# What is being asked:
Go through the listing below and gather every line with the word "Streaming".

# Stored data:
▼

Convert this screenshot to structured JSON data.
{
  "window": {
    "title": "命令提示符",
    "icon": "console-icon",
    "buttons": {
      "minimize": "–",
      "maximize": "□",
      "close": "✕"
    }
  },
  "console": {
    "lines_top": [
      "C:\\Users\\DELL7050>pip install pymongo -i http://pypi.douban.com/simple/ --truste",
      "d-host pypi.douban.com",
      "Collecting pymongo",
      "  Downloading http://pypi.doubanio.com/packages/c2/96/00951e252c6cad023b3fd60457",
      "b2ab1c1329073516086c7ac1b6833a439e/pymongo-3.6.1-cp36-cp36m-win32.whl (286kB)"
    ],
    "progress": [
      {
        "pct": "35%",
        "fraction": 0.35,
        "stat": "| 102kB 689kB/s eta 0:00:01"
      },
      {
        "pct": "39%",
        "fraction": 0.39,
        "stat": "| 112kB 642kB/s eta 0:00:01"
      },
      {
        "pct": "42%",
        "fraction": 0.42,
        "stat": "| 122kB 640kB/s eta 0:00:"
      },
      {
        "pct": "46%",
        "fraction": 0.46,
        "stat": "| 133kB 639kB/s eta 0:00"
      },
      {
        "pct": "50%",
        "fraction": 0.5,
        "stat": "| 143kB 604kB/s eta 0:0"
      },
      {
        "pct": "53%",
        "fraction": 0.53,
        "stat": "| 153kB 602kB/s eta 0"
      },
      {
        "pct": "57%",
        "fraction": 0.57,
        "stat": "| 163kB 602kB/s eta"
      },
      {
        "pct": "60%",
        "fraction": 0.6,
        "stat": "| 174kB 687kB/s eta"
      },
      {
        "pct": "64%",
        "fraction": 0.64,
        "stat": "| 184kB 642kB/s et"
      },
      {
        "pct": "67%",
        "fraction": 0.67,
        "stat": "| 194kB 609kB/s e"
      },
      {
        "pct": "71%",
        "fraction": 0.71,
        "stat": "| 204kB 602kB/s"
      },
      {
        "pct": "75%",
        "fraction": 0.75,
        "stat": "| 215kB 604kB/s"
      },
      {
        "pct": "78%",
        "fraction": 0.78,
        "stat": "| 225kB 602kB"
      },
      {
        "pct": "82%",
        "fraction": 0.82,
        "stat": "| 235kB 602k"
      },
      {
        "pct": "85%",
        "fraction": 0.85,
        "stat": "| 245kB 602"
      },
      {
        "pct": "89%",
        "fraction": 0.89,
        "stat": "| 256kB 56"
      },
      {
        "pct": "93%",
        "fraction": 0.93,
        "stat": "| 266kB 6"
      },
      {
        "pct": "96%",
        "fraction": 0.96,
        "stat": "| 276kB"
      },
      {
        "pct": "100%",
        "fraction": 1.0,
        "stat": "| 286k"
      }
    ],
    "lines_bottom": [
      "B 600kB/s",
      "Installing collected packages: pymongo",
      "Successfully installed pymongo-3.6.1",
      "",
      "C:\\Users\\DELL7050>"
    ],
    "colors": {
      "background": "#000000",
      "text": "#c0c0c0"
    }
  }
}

▲
▼

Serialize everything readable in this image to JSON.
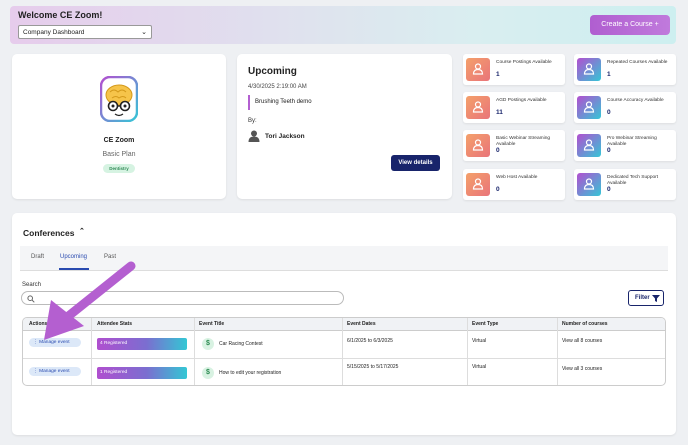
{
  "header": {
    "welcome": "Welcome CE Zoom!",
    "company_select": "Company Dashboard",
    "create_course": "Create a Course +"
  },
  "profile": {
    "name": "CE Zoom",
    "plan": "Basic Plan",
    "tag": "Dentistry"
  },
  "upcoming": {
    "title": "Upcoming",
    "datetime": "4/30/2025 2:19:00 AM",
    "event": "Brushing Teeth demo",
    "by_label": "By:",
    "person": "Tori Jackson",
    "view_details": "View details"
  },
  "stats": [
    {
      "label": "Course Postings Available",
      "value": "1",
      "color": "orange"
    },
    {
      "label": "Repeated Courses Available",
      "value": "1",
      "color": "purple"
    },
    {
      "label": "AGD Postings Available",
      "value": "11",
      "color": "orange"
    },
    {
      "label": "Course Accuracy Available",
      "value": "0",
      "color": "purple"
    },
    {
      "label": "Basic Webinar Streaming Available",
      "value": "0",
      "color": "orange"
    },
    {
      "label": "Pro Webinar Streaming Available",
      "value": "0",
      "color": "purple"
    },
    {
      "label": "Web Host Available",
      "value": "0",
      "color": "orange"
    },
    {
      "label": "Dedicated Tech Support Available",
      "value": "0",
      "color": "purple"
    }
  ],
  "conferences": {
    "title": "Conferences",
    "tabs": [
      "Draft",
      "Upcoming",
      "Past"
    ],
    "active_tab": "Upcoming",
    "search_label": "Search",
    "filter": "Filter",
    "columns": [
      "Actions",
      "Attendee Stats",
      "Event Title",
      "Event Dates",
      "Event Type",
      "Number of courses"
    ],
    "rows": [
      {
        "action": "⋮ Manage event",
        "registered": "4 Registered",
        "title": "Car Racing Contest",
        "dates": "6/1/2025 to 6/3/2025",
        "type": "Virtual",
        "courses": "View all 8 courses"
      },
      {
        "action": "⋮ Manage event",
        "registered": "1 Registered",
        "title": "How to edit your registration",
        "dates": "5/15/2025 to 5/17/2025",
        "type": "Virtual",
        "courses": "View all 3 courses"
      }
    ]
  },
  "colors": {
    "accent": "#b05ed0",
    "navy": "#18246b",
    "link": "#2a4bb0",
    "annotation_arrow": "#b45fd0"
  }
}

▲

# Response to the task:
      "label": "Basic Webinar Streaming Available",
      "label": "Pro Webinar Streaming Available",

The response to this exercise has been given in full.